>> Start
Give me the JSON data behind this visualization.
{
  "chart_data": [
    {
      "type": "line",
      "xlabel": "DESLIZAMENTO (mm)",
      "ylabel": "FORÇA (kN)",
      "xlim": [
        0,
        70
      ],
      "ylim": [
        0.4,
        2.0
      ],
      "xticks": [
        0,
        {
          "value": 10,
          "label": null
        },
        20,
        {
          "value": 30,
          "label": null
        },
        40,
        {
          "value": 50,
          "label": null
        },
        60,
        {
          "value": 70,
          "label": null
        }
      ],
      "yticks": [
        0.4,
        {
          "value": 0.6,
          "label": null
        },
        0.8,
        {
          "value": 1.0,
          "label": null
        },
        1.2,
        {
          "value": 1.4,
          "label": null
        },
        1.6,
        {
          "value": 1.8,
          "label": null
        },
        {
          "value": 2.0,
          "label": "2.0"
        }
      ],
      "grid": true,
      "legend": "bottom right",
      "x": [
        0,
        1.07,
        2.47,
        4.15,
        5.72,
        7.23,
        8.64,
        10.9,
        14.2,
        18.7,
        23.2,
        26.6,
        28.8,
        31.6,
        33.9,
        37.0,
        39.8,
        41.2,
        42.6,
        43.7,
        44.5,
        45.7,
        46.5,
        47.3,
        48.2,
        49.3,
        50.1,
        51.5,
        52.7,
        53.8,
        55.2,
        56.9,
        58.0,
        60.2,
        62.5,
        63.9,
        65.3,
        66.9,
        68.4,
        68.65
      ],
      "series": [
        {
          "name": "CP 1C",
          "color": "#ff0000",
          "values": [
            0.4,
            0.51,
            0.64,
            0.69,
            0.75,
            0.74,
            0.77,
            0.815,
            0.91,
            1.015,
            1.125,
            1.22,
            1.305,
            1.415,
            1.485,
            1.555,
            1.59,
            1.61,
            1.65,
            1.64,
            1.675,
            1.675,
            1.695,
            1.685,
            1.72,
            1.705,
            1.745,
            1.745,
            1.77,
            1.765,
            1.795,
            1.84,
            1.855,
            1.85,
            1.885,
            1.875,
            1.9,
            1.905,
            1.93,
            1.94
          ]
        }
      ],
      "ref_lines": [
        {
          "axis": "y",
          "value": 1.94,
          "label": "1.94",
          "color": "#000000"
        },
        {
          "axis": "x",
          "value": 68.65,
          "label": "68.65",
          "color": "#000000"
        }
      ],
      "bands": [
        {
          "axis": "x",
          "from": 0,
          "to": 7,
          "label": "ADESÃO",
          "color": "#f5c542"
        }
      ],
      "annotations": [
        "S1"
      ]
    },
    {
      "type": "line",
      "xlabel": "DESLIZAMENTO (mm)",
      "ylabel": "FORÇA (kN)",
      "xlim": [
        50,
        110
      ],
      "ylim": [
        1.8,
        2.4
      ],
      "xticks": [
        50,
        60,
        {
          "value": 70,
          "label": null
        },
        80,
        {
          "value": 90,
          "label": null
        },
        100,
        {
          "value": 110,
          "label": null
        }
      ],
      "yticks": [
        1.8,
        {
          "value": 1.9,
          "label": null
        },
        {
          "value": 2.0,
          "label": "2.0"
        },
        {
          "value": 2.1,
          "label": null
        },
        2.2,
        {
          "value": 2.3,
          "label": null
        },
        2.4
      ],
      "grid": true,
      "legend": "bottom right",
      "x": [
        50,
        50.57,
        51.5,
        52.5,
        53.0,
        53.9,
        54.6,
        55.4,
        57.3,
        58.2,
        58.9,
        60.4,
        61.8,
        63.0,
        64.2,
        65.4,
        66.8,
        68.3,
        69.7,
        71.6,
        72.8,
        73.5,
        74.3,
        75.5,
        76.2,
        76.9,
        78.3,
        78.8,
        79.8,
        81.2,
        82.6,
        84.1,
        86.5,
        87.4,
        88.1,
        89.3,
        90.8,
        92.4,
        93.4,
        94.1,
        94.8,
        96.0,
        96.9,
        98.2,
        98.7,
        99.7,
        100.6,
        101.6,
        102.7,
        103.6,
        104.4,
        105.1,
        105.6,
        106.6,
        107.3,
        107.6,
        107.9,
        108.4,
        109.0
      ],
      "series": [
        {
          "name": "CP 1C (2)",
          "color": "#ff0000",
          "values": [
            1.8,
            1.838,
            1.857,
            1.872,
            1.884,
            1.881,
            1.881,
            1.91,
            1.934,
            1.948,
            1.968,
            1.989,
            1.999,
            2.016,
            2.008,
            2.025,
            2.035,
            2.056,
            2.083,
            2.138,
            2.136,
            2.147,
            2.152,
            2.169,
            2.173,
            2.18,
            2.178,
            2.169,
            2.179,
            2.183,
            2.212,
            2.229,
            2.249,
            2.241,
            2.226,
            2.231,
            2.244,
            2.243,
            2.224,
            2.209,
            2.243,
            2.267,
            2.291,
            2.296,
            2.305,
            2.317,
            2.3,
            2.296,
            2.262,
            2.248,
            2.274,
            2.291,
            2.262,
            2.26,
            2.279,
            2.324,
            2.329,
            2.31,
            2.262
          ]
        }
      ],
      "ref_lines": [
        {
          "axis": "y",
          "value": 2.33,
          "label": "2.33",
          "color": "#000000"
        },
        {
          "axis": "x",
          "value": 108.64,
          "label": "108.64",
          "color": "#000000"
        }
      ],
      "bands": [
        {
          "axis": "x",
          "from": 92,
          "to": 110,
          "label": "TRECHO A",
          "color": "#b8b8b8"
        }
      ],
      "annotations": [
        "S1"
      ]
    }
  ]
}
>> End
■ Your objective ■
Every line above should be printed again exactly as it stands.

■ Answer in full ■
Give me the JSON data behind this visualization.
{
  "chart_data": [
    {
      "type": "line",
      "xlabel": "DESLIZAMENTO (mm)",
      "ylabel": "FORÇA (kN)",
      "xlim": [
        0,
        70
      ],
      "ylim": [
        0.4,
        2.0
      ],
      "xticks": [
        0,
        {
          "value": 10,
          "label": null
        },
        20,
        {
          "value": 30,
          "label": null
        },
        40,
        {
          "value": 50,
          "label": null
        },
        60,
        {
          "value": 70,
          "label": null
        }
      ],
      "yticks": [
        0.4,
        {
          "value": 0.6,
          "label": null
        },
        0.8,
        {
          "value": 1.0,
          "label": null
        },
        1.2,
        {
          "value": 1.4,
          "label": null
        },
        1.6,
        {
          "value": 1.8,
          "label": null
        },
        {
          "value": 2.0,
          "label": "2.0"
        }
      ],
      "grid": true,
      "legend": "bottom right",
      "x": [
        0,
        1.07,
        2.47,
        4.15,
        5.72,
        7.23,
        8.64,
        10.9,
        14.2,
        18.7,
        23.2,
        26.6,
        28.8,
        31.6,
        33.9,
        37.0,
        39.8,
        41.2,
        42.6,
        43.7,
        44.5,
        45.7,
        46.5,
        47.3,
        48.2,
        49.3,
        50.1,
        51.5,
        52.7,
        53.8,
        55.2,
        56.9,
        58.0,
        60.2,
        62.5,
        63.9,
        65.3,
        66.9,
        68.4,
        68.65
      ],
      "series": [
        {
          "name": "CP 1C",
          "color": "#ff0000",
          "values": [
            0.4,
            0.51,
            0.64,
            0.69,
            0.75,
            0.74,
            0.77,
            0.815,
            0.91,
            1.015,
            1.125,
            1.22,
            1.305,
            1.415,
            1.485,
            1.555,
            1.59,
            1.61,
            1.65,
            1.64,
            1.675,
            1.675,
            1.695,
            1.685,
            1.72,
            1.705,
            1.745,
            1.745,
            1.77,
            1.765,
            1.795,
            1.84,
            1.855,
            1.85,
            1.885,
            1.875,
            1.9,
            1.905,
            1.93,
            1.94
          ]
        }
      ],
      "ref_lines": [
        {
          "axis": "y",
          "value": 1.94,
          "label": "1.94",
          "color": "#000000"
        },
        {
          "axis": "x",
          "value": 68.65,
          "label": "68.65",
          "color": "#000000"
        }
      ],
      "bands": [
        {
          "axis": "x",
          "from": 0,
          "to": 7,
          "label": "ADESÃO",
          "color": "#f5c542"
        }
      ],
      "annotations": [
        "S1"
      ]
    },
    {
      "type": "line",
      "xlabel": "DESLIZAMENTO (mm)",
      "ylabel": "FORÇA (kN)",
      "xlim": [
        50,
        110
      ],
      "ylim": [
        1.8,
        2.4
      ],
      "xticks": [
        50,
        60,
        {
          "value": 70,
          "label": null
        },
        80,
        {
          "value": 90,
          "label": null
        },
        100,
        {
          "value": 110,
          "label": null
        }
      ],
      "yticks": [
        1.8,
        {
          "value": 1.9,
          "label": null
        },
        {
          "value": 2.0,
          "label": "2.0"
        },
        {
          "value": 2.1,
          "label": null
        },
        2.2,
        {
          "value": 2.3,
          "label": null
        },
        2.4
      ],
      "grid": true,
      "legend": "bottom right",
      "x": [
        50,
        50.57,
        51.5,
        52.5,
        53.0,
        53.9,
        54.6,
        55.4,
        57.3,
        58.2,
        58.9,
        60.4,
        61.8,
        63.0,
        64.2,
        65.4,
        66.8,
        68.3,
        69.7,
        71.6,
        72.8,
        73.5,
        74.3,
        75.5,
        76.2,
        76.9,
        78.3,
        78.8,
        79.8,
        81.2,
        82.6,
        84.1,
        86.5,
        87.4,
        88.1,
        89.3,
        90.8,
        92.4,
        93.4,
        94.1,
        94.8,
        96.0,
        96.9,
        98.2,
        98.7,
        99.7,
        100.6,
        101.6,
        102.7,
        103.6,
        104.4,
        105.1,
        105.6,
        106.6,
        107.3,
        107.6,
        107.9,
        108.4,
        109.0
      ],
      "series": [
        {
          "name": "CP 1C (2)",
          "color": "#ff0000",
          "values": [
            1.8,
            1.838,
            1.857,
            1.872,
            1.884,
            1.881,
            1.881,
            1.91,
            1.934,
            1.948,
            1.968,
            1.989,
            1.999,
            2.016,
            2.008,
            2.025,
            2.035,
            2.056,
            2.083,
            2.138,
            2.136,
            2.147,
            2.152,
            2.169,
            2.173,
            2.18,
            2.178,
            2.169,
            2.179,
            2.183,
            2.212,
            2.229,
            2.249,
            2.241,
            2.226,
            2.231,
            2.244,
            2.243,
            2.224,
            2.209,
            2.243,
            2.267,
            2.291,
            2.296,
            2.305,
            2.317,
            2.3,
            2.296,
            2.262,
            2.248,
            2.274,
            2.291,
            2.262,
            2.26,
            2.279,
            2.324,
            2.329,
            2.31,
            2.262
          ]
        }
      ],
      "ref_lines": [
        {
          "axis": "y",
          "value": 2.33,
          "label": "2.33",
          "color": "#000000"
        },
        {
          "axis": "x",
          "value": 108.64,
          "label": "108.64",
          "color": "#000000"
        }
      ],
      "bands": [
        {
          "axis": "x",
          "from": 92,
          "to": 110,
          "label": "TRECHO A",
          "color": "#b8b8b8"
        }
      ],
      "annotations": [
        "S1"
      ]
    }
  ]
}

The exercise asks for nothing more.